==== Provided records ====
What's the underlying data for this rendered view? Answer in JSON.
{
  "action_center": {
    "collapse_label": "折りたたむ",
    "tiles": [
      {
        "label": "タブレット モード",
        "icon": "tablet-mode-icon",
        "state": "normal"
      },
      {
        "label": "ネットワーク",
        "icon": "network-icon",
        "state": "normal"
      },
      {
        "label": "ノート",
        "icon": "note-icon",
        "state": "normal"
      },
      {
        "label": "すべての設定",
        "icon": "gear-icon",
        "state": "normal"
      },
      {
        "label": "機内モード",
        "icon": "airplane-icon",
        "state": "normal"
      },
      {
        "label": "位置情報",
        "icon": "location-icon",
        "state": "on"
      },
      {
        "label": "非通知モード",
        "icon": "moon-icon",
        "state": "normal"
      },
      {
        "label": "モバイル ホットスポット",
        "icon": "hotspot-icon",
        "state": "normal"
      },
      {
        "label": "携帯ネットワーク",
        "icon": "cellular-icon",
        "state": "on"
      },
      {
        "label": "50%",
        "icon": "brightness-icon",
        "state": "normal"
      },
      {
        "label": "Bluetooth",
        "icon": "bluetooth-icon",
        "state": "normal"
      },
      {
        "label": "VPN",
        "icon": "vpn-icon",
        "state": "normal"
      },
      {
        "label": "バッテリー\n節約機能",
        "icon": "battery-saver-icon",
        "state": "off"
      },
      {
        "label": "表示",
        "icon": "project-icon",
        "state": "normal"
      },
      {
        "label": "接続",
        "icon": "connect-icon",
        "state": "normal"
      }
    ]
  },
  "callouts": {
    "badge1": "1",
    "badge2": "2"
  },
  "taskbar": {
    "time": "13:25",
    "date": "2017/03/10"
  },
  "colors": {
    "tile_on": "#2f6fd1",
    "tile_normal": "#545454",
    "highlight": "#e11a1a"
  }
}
====
▶ **Short exercise**
Copy each entry exactly, with nothing added or dropped.

▶ **Answer for this exercise**
What's the underlying data for this rendered view? Answer in JSON.
{
  "action_center": {
    "collapse_label": "折りたたむ",
    "tiles": [
      {
        "label": "タブレット モード",
        "icon": "tablet-mode-icon",
        "state": "normal"
      },
      {
        "label": "ネットワーク",
        "icon": "network-icon",
        "state": "normal"
      },
      {
        "label": "ノート",
        "icon": "note-icon",
        "state": "normal"
      },
      {
        "label": "すべての設定",
        "icon": "gear-icon",
        "state": "normal"
      },
      {
        "label": "機内モード",
        "icon": "airplane-icon",
        "state": "normal"
      },
      {
        "label": "位置情報",
        "icon": "location-icon",
        "state": "on"
      },
      {
        "label": "非通知モード",
        "icon": "moon-icon",
        "state": "normal"
      },
      {
        "label": "モバイル ホットスポット",
        "icon": "hotspot-icon",
        "state": "normal"
      },
      {
        "label": "携帯ネットワーク",
        "icon": "cellular-icon",
        "state": "on"
      },
      {
        "label": "50%",
        "icon": "brightness-icon",
        "state": "normal"
      },
      {
        "label": "Bluetooth",
        "icon": "bluetooth-icon",
        "state": "normal"
      },
      {
        "label": "VPN",
        "icon": "vpn-icon",
        "state": "normal"
      },
      {
        "label": "バッテリー\n節約機能",
        "icon": "battery-saver-icon",
        "state": "off"
      },
      {
        "label": "表示",
        "icon": "project-icon",
        "state": "normal"
      },
      {
        "label": "接続",
        "icon": "connect-icon",
        "state": "normal"
      }
    ]
  },
  "callouts": {
    "badge1": "1",
    "badge2": "2"
  },
  "taskbar": {
    "time": "13:25",
    "date": "2017/03/10"
  },
  "colors": {
    "tile_on": "#2f6fd1",
    "tile_normal": "#545454",
    "highlight": "#e11a1a"
  }
}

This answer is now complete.